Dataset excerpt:
——————————
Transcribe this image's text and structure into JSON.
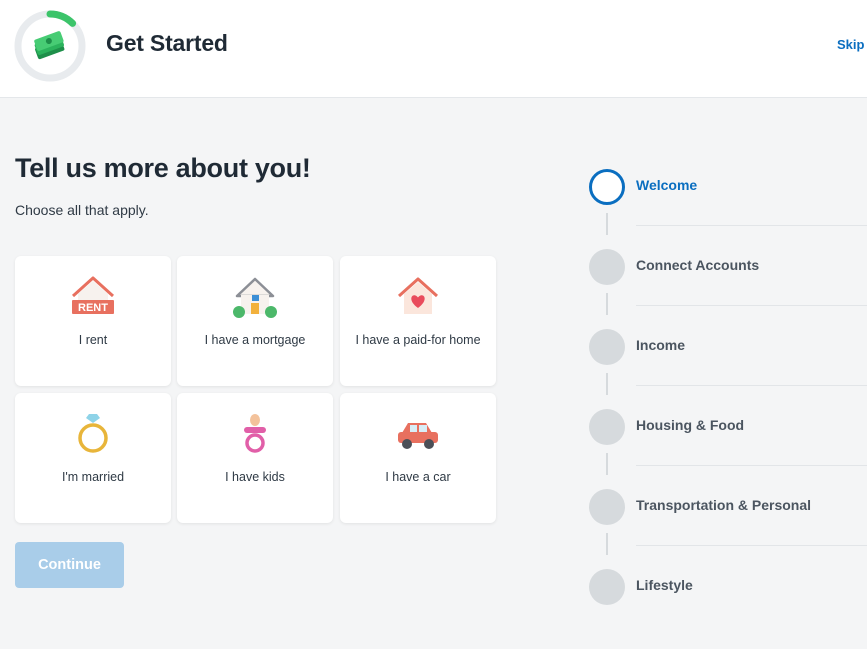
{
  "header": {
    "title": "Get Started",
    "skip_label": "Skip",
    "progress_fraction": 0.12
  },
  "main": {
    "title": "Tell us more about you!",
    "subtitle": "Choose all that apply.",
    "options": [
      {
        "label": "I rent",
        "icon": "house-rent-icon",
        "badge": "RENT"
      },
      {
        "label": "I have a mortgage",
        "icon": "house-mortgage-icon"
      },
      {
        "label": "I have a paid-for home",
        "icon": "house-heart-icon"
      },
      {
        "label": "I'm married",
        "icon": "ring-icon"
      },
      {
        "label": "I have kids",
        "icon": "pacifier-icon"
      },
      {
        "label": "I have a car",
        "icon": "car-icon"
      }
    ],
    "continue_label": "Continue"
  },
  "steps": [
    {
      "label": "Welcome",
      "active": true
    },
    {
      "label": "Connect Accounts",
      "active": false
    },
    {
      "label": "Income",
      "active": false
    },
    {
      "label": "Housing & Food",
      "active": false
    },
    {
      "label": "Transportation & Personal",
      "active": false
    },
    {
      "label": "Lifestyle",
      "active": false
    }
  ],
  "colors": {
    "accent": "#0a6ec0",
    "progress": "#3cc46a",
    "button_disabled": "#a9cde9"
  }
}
——————————
REQUIREMENT
Without including any picture, repeat the data exactly.

TASK SOLUTION
Transcribe this image's text and structure into JSON.
{
  "header": {
    "title": "Get Started",
    "skip_label": "Skip",
    "progress_fraction": 0.12
  },
  "main": {
    "title": "Tell us more about you!",
    "subtitle": "Choose all that apply.",
    "options": [
      {
        "label": "I rent",
        "icon": "house-rent-icon",
        "badge": "RENT"
      },
      {
        "label": "I have a mortgage",
        "icon": "house-mortgage-icon"
      },
      {
        "label": "I have a paid-for home",
        "icon": "house-heart-icon"
      },
      {
        "label": "I'm married",
        "icon": "ring-icon"
      },
      {
        "label": "I have kids",
        "icon": "pacifier-icon"
      },
      {
        "label": "I have a car",
        "icon": "car-icon"
      }
    ],
    "continue_label": "Continue"
  },
  "steps": [
    {
      "label": "Welcome",
      "active": true
    },
    {
      "label": "Connect Accounts",
      "active": false
    },
    {
      "label": "Income",
      "active": false
    },
    {
      "label": "Housing & Food",
      "active": false
    },
    {
      "label": "Transportation & Personal",
      "active": false
    },
    {
      "label": "Lifestyle",
      "active": false
    }
  ],
  "colors": {
    "accent": "#0a6ec0",
    "progress": "#3cc46a",
    "button_disabled": "#a9cde9"
  }
}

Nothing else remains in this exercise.